GIVEN EXERCISE
Count how many lines in the material below hold the word "қийинлик"; the reply is that number alone.

[start DATA SHOWN]

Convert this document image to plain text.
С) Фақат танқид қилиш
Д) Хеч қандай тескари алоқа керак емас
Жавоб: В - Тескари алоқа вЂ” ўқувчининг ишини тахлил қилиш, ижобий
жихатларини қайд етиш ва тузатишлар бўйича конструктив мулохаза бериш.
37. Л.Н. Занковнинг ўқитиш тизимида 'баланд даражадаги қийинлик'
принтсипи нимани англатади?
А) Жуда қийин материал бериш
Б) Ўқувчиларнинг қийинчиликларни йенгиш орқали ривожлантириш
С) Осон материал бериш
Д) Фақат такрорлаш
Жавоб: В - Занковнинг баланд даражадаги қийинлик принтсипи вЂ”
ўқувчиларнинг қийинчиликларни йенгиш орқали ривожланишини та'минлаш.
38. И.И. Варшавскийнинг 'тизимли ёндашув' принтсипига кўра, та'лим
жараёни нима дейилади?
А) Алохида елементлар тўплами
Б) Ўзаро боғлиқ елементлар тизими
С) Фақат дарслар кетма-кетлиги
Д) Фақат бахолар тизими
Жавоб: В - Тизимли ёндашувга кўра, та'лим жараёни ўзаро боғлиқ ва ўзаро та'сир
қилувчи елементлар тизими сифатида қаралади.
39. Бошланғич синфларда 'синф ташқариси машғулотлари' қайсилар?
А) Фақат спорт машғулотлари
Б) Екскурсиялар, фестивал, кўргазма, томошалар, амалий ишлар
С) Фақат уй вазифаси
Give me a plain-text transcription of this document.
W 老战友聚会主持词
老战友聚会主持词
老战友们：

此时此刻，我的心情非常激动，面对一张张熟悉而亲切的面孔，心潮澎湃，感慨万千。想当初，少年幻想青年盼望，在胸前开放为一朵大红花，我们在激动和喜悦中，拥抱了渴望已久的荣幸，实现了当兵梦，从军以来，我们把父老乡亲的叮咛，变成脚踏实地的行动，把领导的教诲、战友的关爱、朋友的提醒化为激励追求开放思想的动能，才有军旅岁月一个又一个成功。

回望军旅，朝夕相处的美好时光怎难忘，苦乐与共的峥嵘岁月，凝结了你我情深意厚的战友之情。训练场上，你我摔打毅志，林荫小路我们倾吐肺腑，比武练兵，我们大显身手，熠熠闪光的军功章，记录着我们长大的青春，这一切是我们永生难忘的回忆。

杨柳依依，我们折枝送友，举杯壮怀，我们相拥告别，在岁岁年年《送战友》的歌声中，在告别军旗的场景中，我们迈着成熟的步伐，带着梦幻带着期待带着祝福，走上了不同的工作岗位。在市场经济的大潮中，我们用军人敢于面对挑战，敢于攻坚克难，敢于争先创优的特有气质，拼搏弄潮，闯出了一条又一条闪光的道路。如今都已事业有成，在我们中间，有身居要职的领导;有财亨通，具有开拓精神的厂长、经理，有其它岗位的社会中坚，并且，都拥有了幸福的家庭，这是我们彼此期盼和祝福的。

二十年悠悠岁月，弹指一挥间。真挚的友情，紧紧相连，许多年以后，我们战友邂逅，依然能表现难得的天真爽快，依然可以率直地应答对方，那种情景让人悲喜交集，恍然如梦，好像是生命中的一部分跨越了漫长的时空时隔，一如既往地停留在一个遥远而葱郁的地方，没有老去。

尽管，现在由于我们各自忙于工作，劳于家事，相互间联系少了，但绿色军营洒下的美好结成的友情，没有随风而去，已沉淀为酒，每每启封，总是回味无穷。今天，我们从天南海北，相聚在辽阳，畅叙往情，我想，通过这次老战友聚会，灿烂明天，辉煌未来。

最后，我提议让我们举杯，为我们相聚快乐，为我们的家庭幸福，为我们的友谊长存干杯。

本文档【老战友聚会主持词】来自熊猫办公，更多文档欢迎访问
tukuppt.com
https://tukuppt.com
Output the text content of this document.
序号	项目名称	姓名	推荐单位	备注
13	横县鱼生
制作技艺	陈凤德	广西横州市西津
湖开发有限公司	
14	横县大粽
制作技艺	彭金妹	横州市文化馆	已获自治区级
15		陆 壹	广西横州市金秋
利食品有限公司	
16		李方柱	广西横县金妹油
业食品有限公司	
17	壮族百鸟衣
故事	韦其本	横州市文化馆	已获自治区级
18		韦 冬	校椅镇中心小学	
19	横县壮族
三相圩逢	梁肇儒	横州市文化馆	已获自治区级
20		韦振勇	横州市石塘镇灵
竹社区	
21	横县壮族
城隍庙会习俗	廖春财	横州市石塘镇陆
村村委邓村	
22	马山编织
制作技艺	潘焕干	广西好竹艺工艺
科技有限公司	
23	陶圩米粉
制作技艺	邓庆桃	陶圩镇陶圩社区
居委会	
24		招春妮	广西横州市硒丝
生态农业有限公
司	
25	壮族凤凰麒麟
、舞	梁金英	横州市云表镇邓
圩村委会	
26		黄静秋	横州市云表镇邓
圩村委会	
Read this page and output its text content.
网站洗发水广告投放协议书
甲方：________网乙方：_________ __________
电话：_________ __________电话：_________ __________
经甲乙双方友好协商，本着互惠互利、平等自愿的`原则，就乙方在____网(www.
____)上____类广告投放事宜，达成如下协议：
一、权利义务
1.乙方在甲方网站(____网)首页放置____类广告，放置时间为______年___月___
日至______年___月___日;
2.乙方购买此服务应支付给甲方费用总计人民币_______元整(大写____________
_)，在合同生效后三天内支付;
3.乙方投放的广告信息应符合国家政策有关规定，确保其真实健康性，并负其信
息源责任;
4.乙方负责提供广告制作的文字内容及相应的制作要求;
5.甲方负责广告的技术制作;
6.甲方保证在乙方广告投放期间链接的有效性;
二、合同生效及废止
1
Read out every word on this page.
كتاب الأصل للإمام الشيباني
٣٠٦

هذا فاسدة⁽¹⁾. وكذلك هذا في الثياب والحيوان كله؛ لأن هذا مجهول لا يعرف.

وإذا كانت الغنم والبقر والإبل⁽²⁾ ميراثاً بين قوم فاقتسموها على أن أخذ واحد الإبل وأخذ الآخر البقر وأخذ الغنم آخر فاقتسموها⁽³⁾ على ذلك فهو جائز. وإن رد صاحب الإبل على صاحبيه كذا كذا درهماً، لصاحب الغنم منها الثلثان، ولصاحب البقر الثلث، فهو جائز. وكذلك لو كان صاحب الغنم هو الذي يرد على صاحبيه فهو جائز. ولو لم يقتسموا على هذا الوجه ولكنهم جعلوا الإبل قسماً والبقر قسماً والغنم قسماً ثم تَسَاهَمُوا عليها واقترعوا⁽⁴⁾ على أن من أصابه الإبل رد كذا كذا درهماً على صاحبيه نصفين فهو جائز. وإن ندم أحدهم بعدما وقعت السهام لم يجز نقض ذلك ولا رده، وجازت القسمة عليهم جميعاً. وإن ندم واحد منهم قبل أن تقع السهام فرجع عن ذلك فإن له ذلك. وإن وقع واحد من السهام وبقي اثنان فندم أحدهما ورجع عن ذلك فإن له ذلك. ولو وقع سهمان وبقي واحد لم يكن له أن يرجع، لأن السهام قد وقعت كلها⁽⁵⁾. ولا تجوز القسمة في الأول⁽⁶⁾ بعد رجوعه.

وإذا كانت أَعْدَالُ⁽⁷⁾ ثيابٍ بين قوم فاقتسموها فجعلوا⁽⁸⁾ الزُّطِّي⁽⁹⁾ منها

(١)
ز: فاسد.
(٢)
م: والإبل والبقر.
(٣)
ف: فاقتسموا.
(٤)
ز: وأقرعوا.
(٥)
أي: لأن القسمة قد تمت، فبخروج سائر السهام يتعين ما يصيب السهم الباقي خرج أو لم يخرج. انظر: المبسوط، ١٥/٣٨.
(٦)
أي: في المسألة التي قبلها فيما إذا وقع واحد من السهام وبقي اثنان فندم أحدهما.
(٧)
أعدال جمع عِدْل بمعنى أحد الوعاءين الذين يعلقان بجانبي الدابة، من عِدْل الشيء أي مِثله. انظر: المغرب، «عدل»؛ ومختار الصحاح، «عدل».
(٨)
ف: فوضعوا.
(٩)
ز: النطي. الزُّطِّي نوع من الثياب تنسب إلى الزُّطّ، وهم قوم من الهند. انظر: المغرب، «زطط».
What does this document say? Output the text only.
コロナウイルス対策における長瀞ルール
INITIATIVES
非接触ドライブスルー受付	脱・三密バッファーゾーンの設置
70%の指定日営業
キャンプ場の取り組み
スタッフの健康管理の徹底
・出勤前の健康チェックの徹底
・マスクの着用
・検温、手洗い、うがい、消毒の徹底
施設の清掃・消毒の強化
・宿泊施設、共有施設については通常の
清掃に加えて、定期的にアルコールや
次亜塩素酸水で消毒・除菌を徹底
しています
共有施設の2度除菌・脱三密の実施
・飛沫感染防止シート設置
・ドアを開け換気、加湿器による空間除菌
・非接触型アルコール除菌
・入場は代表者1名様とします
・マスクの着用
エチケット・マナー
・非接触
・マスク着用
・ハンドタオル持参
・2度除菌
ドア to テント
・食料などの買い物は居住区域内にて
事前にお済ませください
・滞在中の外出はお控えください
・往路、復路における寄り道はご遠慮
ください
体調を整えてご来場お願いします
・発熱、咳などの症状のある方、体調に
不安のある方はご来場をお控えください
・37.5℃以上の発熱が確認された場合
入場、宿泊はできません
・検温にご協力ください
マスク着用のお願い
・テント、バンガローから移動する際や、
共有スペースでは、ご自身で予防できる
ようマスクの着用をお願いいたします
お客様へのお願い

[end DATA SHOWN]

SOLUTION BELOW
2